◆ What to do
Skip every picture and transcribe the remaining material exactly.
___ Stored rows ___
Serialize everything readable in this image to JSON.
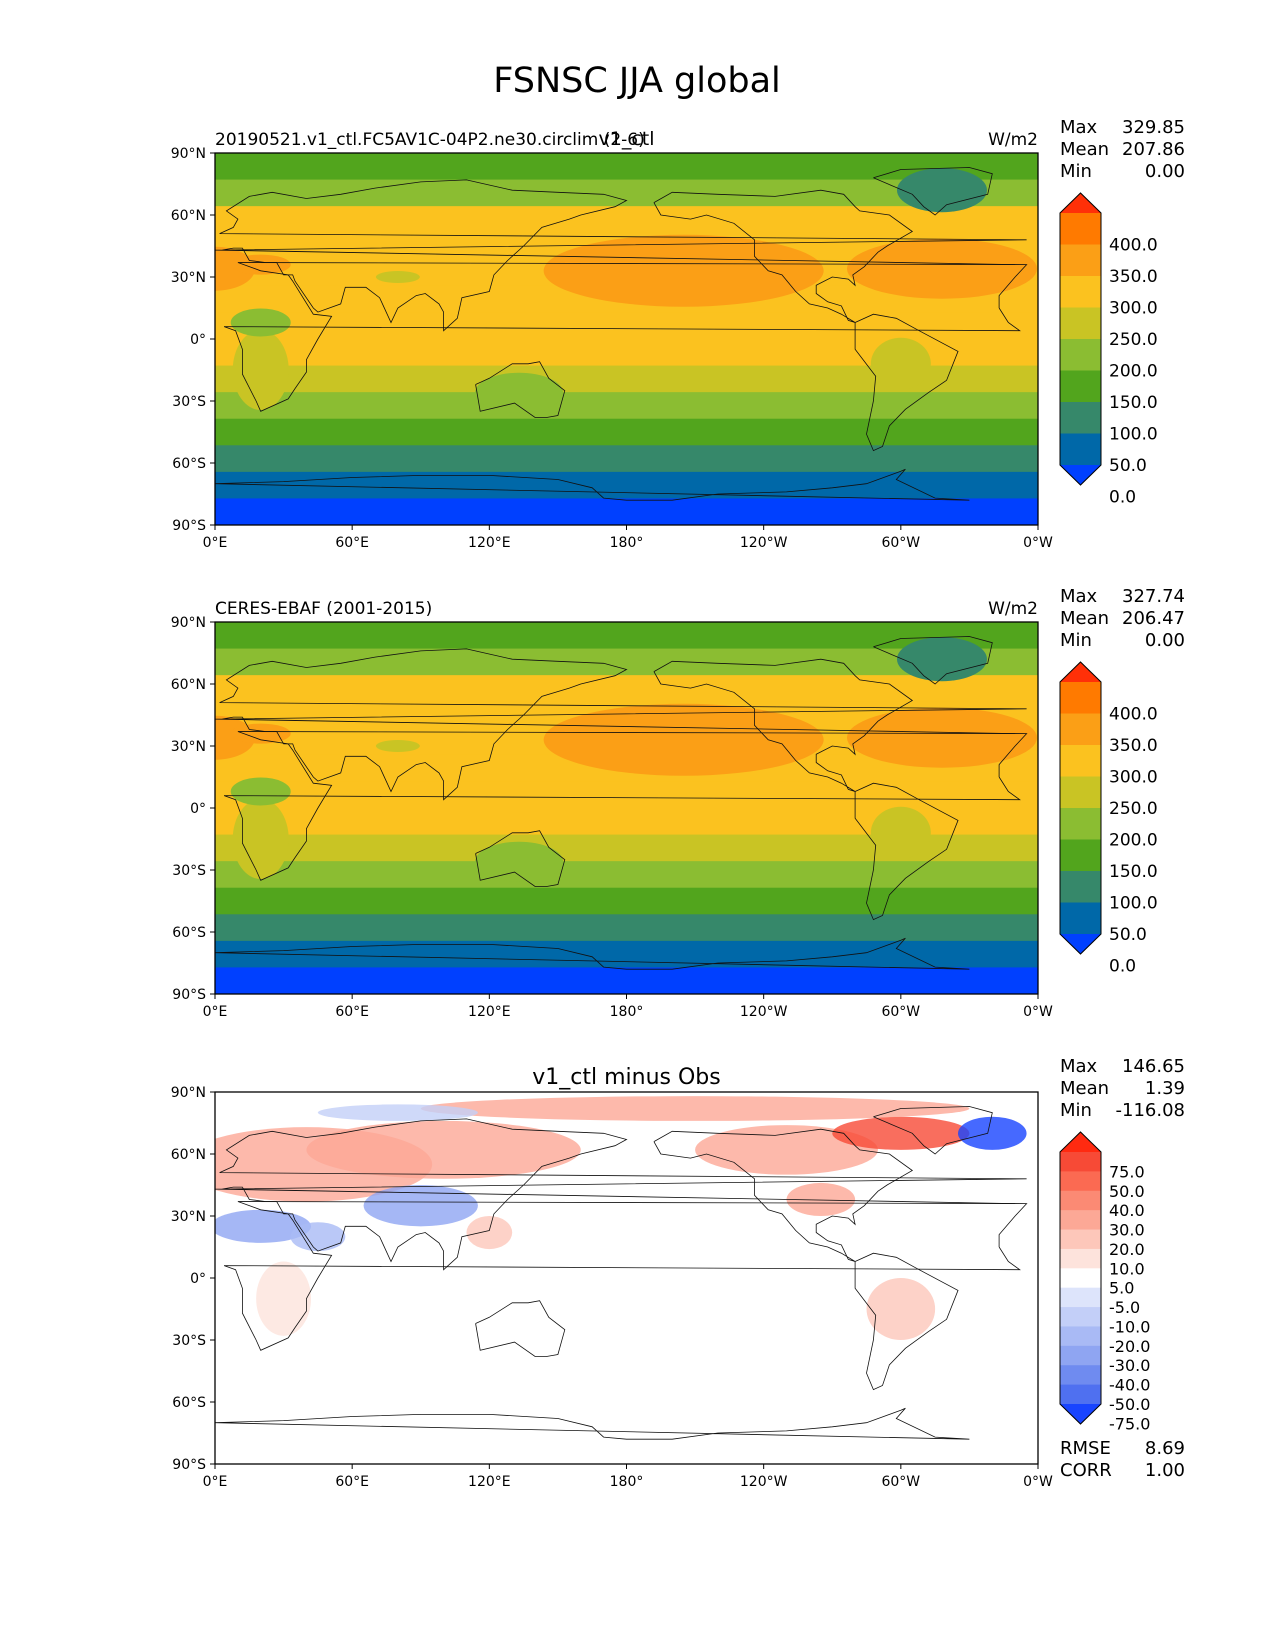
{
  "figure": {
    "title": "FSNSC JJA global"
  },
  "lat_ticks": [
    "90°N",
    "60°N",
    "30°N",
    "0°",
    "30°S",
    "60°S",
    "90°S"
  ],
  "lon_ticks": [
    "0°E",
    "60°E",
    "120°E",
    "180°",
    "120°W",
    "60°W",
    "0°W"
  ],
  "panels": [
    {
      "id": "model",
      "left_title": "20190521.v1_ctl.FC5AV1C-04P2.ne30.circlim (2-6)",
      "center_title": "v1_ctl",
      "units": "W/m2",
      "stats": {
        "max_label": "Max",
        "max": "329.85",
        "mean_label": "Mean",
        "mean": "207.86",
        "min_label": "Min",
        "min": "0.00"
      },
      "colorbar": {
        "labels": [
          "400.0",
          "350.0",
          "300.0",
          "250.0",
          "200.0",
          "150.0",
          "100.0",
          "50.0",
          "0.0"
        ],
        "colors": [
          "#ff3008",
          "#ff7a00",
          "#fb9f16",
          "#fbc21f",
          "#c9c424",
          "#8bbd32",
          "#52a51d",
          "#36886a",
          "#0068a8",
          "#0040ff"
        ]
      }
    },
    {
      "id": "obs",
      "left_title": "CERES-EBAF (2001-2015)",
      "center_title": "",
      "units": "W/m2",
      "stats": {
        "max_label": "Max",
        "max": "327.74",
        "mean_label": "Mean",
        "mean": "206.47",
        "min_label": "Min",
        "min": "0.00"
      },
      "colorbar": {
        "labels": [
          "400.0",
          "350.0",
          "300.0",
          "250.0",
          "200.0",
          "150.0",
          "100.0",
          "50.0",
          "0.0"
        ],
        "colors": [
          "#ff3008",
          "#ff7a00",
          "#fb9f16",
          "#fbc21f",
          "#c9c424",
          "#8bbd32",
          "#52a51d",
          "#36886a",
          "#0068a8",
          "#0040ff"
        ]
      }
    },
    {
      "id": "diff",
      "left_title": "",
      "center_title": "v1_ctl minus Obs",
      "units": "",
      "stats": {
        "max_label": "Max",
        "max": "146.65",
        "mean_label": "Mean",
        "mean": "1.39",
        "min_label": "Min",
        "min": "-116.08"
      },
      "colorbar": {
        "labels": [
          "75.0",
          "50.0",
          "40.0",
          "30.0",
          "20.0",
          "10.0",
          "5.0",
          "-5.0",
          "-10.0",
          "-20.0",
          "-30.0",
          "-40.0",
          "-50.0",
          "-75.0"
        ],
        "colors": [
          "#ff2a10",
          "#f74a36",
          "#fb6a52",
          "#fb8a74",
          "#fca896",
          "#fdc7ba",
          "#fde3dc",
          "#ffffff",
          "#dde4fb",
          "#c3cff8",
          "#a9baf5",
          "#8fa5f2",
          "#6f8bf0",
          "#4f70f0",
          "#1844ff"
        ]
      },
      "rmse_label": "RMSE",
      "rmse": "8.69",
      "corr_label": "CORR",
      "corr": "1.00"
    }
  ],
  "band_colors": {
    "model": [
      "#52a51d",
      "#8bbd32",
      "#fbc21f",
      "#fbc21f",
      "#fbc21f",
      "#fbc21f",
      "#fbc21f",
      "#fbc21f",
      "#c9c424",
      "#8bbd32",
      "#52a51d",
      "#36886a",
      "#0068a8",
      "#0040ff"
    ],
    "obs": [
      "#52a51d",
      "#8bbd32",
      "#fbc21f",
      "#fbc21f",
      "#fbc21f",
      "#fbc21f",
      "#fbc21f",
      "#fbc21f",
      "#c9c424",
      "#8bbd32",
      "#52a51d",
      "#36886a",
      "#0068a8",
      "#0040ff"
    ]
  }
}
___
◆ Result for this exercise
Serialize everything readable in this image to JSON.
{
  "figure": {
    "title": "FSNSC JJA global"
  },
  "lat_ticks": [
    "90°N",
    "60°N",
    "30°N",
    "0°",
    "30°S",
    "60°S",
    "90°S"
  ],
  "lon_ticks": [
    "0°E",
    "60°E",
    "120°E",
    "180°",
    "120°W",
    "60°W",
    "0°W"
  ],
  "panels": [
    {
      "id": "model",
      "left_title": "20190521.v1_ctl.FC5AV1C-04P2.ne30.circlim (2-6)",
      "center_title": "v1_ctl",
      "units": "W/m2",
      "stats": {
        "max_label": "Max",
        "max": "329.85",
        "mean_label": "Mean",
        "mean": "207.86",
        "min_label": "Min",
        "min": "0.00"
      },
      "colorbar": {
        "labels": [
          "400.0",
          "350.0",
          "300.0",
          "250.0",
          "200.0",
          "150.0",
          "100.0",
          "50.0",
          "0.0"
        ],
        "colors": [
          "#ff3008",
          "#ff7a00",
          "#fb9f16",
          "#fbc21f",
          "#c9c424",
          "#8bbd32",
          "#52a51d",
          "#36886a",
          "#0068a8",
          "#0040ff"
        ]
      }
    },
    {
      "id": "obs",
      "left_title": "CERES-EBAF (2001-2015)",
      "center_title": "",
      "units": "W/m2",
      "stats": {
        "max_label": "Max",
        "max": "327.74",
        "mean_label": "Mean",
        "mean": "206.47",
        "min_label": "Min",
        "min": "0.00"
      },
      "colorbar": {
        "labels": [
          "400.0",
          "350.0",
          "300.0",
          "250.0",
          "200.0",
          "150.0",
          "100.0",
          "50.0",
          "0.0"
        ],
        "colors": [
          "#ff3008",
          "#ff7a00",
          "#fb9f16",
          "#fbc21f",
          "#c9c424",
          "#8bbd32",
          "#52a51d",
          "#36886a",
          "#0068a8",
          "#0040ff"
        ]
      }
    },
    {
      "id": "diff",
      "left_title": "",
      "center_title": "v1_ctl minus Obs",
      "units": "",
      "stats": {
        "max_label": "Max",
        "max": "146.65",
        "mean_label": "Mean",
        "mean": "1.39",
        "min_label": "Min",
        "min": "-116.08"
      },
      "colorbar": {
        "labels": [
          "75.0",
          "50.0",
          "40.0",
          "30.0",
          "20.0",
          "10.0",
          "5.0",
          "-5.0",
          "-10.0",
          "-20.0",
          "-30.0",
          "-40.0",
          "-50.0",
          "-75.0"
        ],
        "colors": [
          "#ff2a10",
          "#f74a36",
          "#fb6a52",
          "#fb8a74",
          "#fca896",
          "#fdc7ba",
          "#fde3dc",
          "#ffffff",
          "#dde4fb",
          "#c3cff8",
          "#a9baf5",
          "#8fa5f2",
          "#6f8bf0",
          "#4f70f0",
          "#1844ff"
        ]
      },
      "rmse_label": "RMSE",
      "rmse": "8.69",
      "corr_label": "CORR",
      "corr": "1.00"
    }
  ],
  "band_colors": {
    "model": [
      "#52a51d",
      "#8bbd32",
      "#fbc21f",
      "#fbc21f",
      "#fbc21f",
      "#fbc21f",
      "#fbc21f",
      "#fbc21f",
      "#c9c424",
      "#8bbd32",
      "#52a51d",
      "#36886a",
      "#0068a8",
      "#0040ff"
    ],
    "obs": [
      "#52a51d",
      "#8bbd32",
      "#fbc21f",
      "#fbc21f",
      "#fbc21f",
      "#fbc21f",
      "#fbc21f",
      "#fbc21f",
      "#c9c424",
      "#8bbd32",
      "#52a51d",
      "#36886a",
      "#0068a8",
      "#0040ff"
    ]
  }
}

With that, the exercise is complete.